**Task prompt**
Gather all lines with the word "mais" in them.

**Extracted records**
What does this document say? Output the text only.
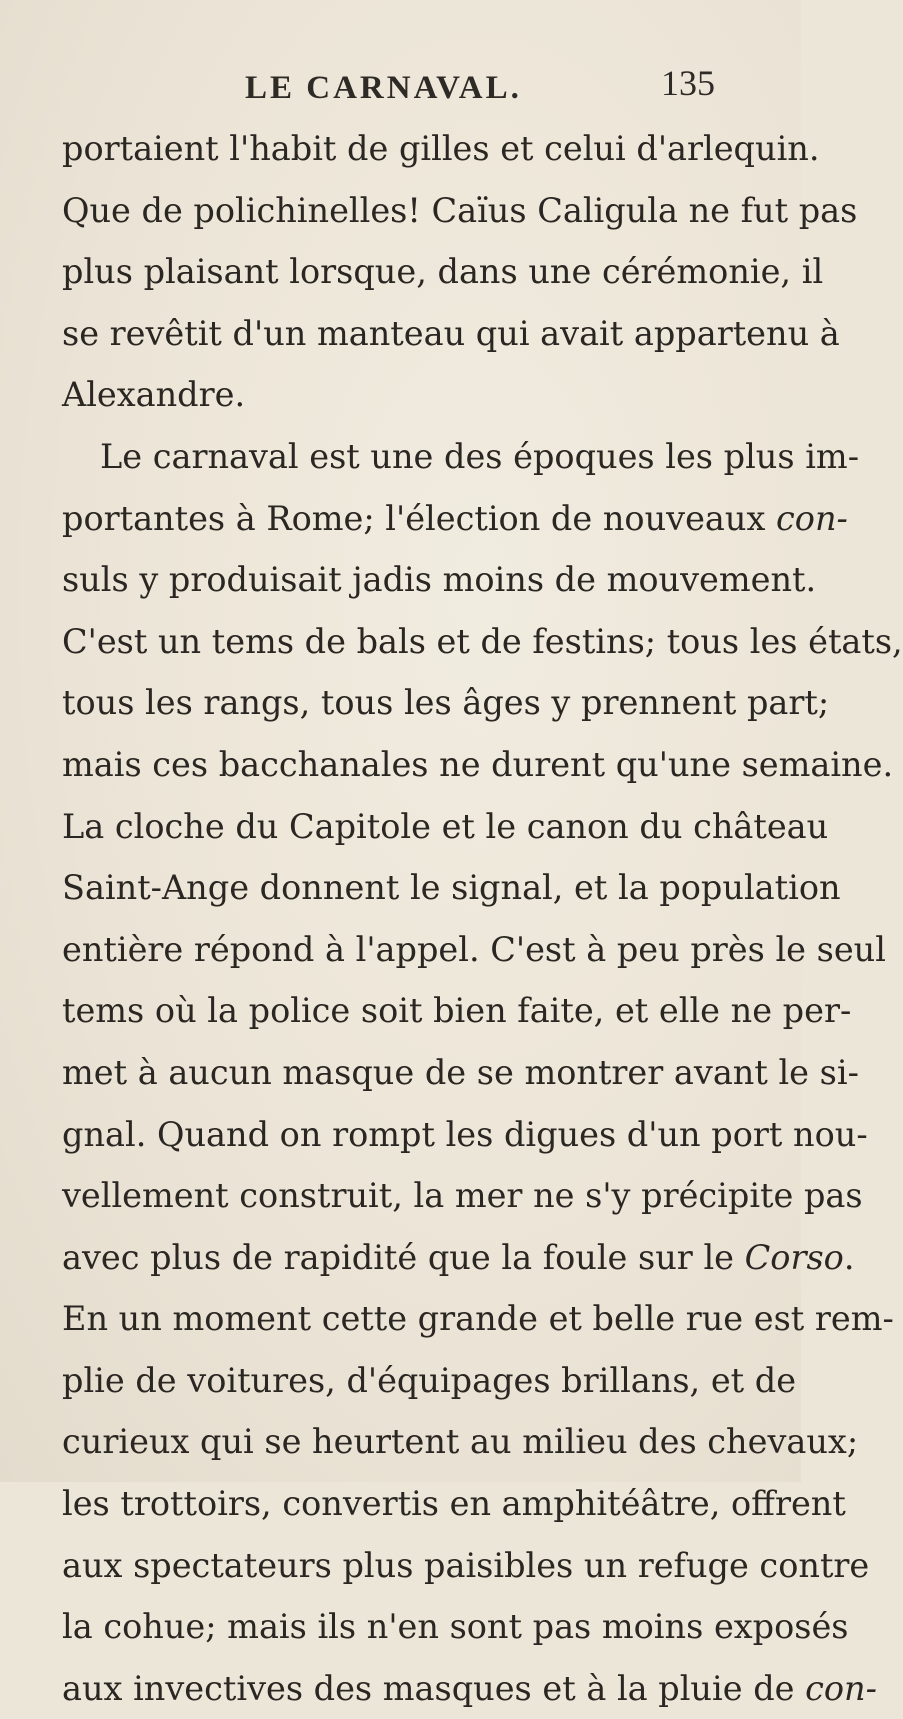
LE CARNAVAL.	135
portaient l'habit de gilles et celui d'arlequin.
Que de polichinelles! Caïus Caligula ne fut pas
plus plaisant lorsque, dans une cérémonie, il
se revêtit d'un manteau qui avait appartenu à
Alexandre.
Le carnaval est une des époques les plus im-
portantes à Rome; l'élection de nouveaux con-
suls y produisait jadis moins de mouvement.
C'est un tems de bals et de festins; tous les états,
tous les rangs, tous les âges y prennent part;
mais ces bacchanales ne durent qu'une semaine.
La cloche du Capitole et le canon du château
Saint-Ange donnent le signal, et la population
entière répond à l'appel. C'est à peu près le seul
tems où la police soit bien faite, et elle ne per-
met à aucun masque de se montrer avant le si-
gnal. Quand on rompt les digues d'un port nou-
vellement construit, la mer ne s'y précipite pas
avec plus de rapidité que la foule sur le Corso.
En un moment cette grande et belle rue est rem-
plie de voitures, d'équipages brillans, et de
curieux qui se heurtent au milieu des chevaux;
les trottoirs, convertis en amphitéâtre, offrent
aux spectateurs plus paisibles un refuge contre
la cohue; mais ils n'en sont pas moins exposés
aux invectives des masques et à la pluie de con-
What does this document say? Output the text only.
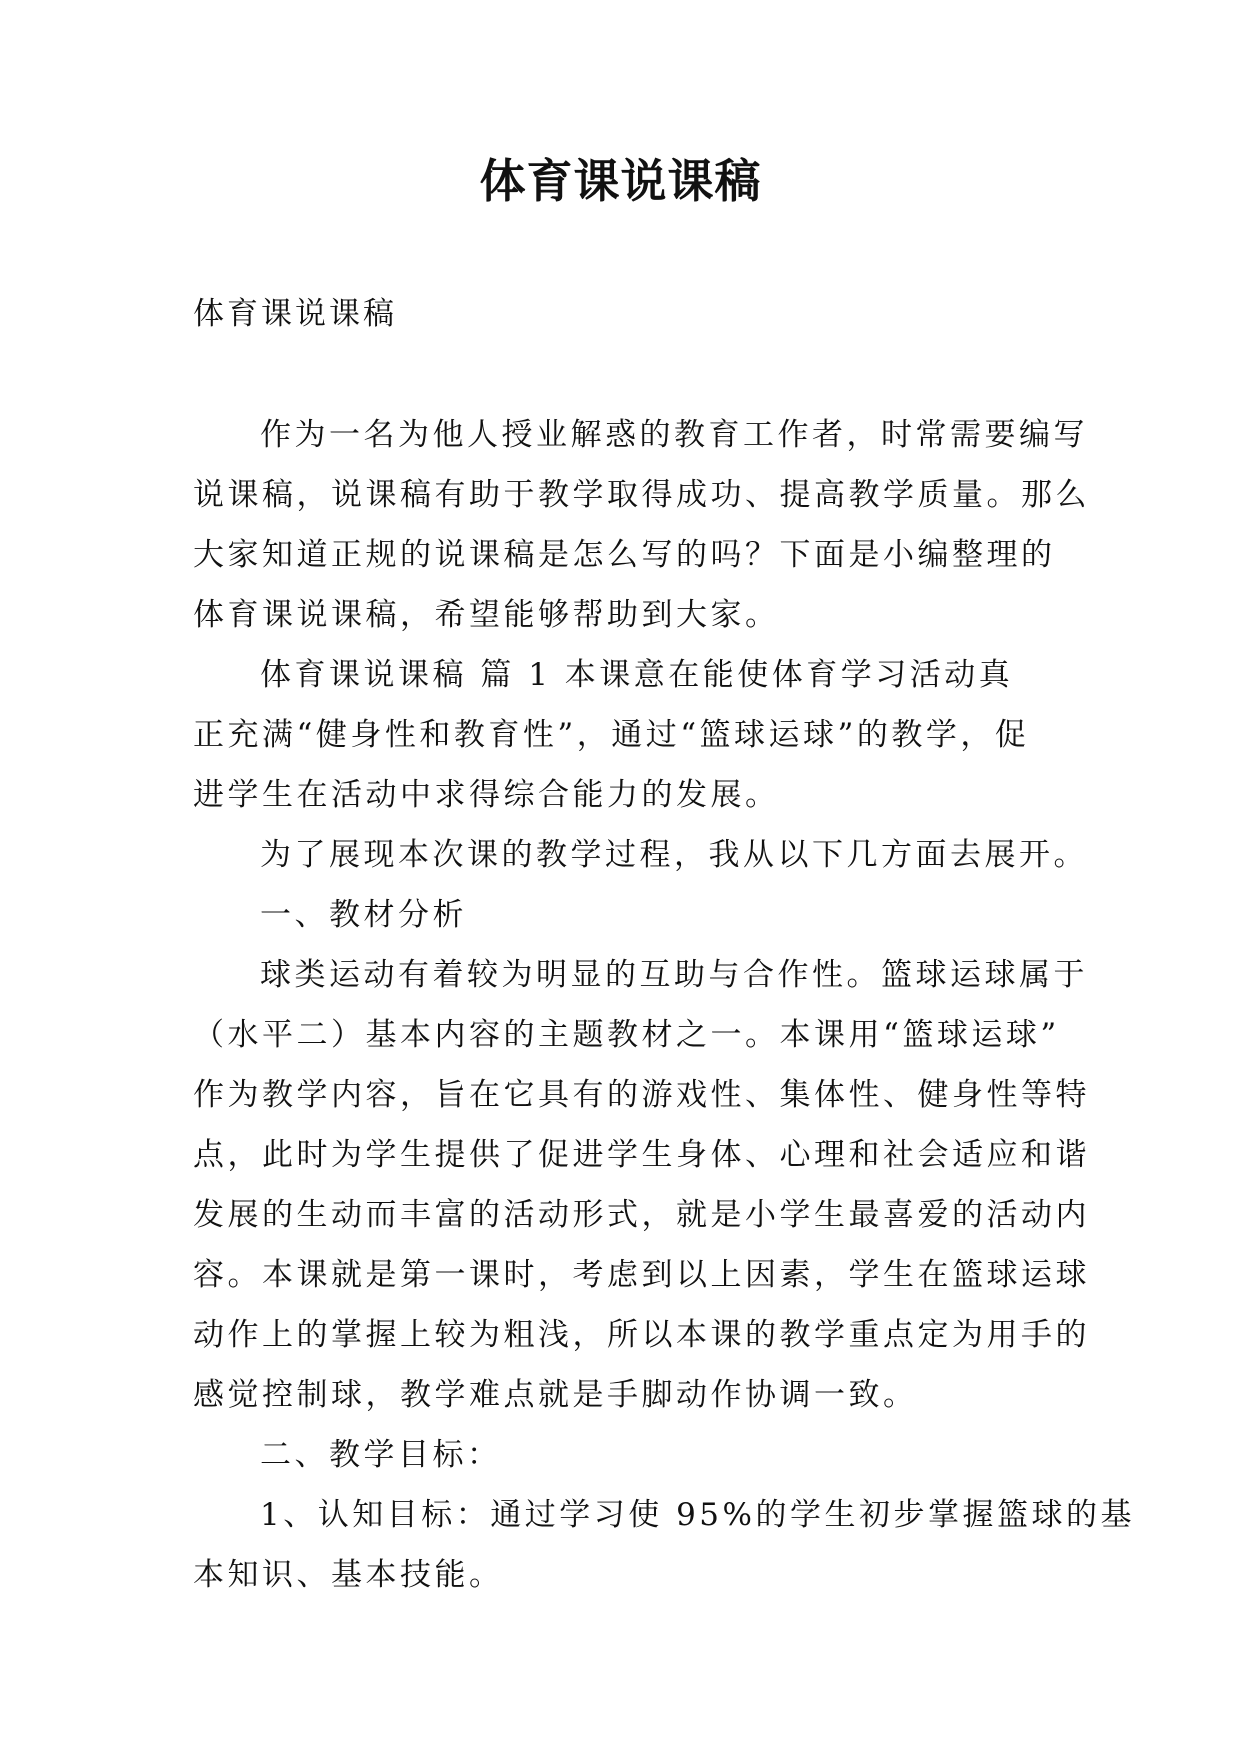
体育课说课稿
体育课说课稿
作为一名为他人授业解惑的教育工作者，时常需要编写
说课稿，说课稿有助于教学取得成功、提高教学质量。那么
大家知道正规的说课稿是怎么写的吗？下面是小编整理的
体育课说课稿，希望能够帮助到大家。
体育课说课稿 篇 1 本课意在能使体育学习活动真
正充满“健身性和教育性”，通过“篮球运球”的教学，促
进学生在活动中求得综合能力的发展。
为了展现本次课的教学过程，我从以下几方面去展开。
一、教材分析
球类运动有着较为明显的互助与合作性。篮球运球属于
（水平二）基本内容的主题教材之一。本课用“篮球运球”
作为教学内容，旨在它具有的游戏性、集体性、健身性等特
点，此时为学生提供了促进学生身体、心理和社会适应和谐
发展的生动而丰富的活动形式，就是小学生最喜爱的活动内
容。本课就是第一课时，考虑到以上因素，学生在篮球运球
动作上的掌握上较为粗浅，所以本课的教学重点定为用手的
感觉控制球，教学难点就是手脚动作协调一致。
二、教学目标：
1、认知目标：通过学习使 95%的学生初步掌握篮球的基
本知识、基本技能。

**Solution for this task**
mais ces bacchanales ne durent qu'une semaine.
la cohue; mais ils n'en sont pas moins exposés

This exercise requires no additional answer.